**Aim of the task**: List all lines in the material below that contain "JSON".

**Material for this exercise**:
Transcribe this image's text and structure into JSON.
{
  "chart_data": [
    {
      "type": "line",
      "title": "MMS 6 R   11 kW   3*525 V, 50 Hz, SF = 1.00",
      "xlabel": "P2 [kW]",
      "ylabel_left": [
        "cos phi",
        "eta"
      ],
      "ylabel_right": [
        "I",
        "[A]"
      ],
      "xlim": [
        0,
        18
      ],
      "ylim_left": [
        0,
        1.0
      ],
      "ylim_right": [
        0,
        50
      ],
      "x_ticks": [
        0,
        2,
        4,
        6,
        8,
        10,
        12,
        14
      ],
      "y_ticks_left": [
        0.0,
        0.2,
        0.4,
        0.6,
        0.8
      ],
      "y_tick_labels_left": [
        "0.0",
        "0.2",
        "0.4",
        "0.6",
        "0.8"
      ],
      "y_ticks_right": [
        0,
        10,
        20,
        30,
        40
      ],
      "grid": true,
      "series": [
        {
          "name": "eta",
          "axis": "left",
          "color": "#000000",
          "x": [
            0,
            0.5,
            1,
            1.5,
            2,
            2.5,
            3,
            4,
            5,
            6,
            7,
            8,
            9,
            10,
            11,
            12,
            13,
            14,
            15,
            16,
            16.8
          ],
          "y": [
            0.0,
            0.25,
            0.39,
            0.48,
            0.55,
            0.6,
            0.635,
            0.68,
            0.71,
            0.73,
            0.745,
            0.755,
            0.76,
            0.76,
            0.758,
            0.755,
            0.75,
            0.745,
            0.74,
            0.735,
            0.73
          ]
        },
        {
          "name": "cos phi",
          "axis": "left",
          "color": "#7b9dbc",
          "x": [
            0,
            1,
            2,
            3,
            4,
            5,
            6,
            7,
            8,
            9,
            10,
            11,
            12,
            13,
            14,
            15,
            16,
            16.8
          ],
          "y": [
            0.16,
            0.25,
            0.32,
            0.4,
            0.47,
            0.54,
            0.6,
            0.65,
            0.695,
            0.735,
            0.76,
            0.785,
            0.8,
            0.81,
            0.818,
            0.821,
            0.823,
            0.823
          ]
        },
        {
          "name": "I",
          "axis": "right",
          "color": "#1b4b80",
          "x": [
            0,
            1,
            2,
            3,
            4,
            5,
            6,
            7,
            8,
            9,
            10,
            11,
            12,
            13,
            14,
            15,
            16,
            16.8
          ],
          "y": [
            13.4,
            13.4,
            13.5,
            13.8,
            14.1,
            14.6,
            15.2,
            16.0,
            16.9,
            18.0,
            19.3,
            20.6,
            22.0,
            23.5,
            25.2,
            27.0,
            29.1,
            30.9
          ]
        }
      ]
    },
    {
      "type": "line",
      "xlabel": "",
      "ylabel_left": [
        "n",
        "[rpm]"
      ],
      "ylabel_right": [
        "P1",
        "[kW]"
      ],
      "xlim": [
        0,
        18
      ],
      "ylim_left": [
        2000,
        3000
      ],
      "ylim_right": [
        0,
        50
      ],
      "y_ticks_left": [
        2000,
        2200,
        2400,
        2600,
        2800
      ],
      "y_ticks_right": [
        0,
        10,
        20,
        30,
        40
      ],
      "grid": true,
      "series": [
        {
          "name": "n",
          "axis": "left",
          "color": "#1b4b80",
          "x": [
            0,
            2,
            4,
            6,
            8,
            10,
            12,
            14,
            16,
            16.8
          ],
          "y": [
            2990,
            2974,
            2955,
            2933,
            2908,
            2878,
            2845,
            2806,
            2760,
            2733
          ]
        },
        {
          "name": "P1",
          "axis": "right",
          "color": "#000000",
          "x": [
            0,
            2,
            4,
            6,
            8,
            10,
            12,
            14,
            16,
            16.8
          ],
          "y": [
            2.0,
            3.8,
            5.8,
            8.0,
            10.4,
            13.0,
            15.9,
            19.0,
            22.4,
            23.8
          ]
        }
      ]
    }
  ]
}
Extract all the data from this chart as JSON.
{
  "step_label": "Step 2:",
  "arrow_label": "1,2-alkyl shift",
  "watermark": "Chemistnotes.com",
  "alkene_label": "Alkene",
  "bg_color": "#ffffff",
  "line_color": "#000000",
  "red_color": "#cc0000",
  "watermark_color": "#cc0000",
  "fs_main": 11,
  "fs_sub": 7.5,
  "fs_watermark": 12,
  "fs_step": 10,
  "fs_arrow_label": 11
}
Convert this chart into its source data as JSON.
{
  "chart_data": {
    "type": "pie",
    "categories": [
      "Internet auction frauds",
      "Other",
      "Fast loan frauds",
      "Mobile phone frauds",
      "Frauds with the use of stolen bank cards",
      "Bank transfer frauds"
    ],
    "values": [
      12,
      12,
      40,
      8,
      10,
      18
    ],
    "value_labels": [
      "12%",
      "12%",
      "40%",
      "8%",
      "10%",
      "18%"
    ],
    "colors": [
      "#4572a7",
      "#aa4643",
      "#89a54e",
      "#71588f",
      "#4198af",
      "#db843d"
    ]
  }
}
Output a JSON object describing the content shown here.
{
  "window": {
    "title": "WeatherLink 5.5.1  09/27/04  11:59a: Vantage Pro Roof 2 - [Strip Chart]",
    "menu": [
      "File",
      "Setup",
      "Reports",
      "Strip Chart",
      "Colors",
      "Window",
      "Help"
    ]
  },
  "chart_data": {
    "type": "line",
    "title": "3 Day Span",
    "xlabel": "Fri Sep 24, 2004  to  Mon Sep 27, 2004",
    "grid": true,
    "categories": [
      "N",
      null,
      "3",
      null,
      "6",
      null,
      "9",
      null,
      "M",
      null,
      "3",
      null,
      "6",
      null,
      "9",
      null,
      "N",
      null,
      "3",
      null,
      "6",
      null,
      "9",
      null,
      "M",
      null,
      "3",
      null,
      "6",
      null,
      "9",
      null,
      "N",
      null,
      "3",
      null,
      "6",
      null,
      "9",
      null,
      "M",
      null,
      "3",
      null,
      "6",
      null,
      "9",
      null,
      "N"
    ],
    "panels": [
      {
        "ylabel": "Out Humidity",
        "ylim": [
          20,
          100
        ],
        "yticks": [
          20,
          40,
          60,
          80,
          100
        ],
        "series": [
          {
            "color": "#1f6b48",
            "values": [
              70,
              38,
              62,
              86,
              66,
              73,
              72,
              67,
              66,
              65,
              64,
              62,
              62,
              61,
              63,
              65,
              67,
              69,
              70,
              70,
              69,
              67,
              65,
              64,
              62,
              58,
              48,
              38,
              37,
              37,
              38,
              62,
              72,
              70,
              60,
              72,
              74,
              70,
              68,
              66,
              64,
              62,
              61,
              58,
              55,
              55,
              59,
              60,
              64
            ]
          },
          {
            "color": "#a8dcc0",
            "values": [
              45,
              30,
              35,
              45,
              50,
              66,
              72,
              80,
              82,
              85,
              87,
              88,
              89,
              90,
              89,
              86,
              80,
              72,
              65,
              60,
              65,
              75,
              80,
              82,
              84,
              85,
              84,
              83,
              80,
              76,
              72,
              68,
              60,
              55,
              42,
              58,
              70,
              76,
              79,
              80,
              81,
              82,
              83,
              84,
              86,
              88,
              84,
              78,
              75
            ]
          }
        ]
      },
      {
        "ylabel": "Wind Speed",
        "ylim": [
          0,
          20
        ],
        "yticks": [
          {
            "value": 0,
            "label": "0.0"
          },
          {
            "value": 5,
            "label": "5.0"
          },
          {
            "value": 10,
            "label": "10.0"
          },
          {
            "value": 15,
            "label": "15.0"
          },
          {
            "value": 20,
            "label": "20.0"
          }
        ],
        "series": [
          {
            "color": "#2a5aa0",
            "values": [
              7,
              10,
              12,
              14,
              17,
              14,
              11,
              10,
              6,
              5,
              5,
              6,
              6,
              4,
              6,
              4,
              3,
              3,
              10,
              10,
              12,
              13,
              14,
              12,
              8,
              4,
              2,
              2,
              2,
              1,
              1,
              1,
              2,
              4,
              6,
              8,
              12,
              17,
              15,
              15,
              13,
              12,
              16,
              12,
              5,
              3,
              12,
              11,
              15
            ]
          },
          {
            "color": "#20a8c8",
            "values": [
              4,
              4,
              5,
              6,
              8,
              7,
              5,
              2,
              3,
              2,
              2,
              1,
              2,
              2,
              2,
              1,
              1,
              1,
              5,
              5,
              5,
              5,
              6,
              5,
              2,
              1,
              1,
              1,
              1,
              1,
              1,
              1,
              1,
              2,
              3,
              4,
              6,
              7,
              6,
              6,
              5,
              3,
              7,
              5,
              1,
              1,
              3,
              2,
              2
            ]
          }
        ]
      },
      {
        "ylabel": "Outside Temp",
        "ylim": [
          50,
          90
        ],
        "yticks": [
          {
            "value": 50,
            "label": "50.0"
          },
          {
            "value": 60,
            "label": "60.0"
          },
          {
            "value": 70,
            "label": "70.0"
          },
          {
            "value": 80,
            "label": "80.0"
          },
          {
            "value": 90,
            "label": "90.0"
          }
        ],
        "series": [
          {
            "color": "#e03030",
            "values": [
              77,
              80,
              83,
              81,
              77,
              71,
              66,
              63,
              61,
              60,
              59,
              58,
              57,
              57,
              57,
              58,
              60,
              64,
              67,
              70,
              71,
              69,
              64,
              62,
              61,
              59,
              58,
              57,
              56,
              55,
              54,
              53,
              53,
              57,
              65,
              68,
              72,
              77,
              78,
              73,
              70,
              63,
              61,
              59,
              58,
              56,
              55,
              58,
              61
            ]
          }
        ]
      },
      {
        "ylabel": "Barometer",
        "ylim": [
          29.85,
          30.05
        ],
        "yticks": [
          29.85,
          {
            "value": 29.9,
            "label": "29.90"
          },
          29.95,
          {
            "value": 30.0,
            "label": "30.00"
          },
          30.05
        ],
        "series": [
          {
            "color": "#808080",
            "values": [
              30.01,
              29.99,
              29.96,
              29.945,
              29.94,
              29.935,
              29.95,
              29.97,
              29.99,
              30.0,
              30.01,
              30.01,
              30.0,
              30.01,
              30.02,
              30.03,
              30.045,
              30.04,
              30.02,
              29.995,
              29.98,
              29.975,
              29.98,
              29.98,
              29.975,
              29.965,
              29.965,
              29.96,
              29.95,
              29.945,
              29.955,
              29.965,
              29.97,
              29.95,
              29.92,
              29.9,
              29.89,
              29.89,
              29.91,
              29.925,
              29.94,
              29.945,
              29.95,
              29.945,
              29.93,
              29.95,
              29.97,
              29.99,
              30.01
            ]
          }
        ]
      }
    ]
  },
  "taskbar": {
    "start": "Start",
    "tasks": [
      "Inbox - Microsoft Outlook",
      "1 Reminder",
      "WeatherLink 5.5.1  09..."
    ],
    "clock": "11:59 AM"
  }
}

**Answer below**:
Transcribe this image's text and structure into JSON.
Extract all the data from this chart as JSON.
Convert this chart into its source data as JSON.
Output a JSON object describing the content shown here.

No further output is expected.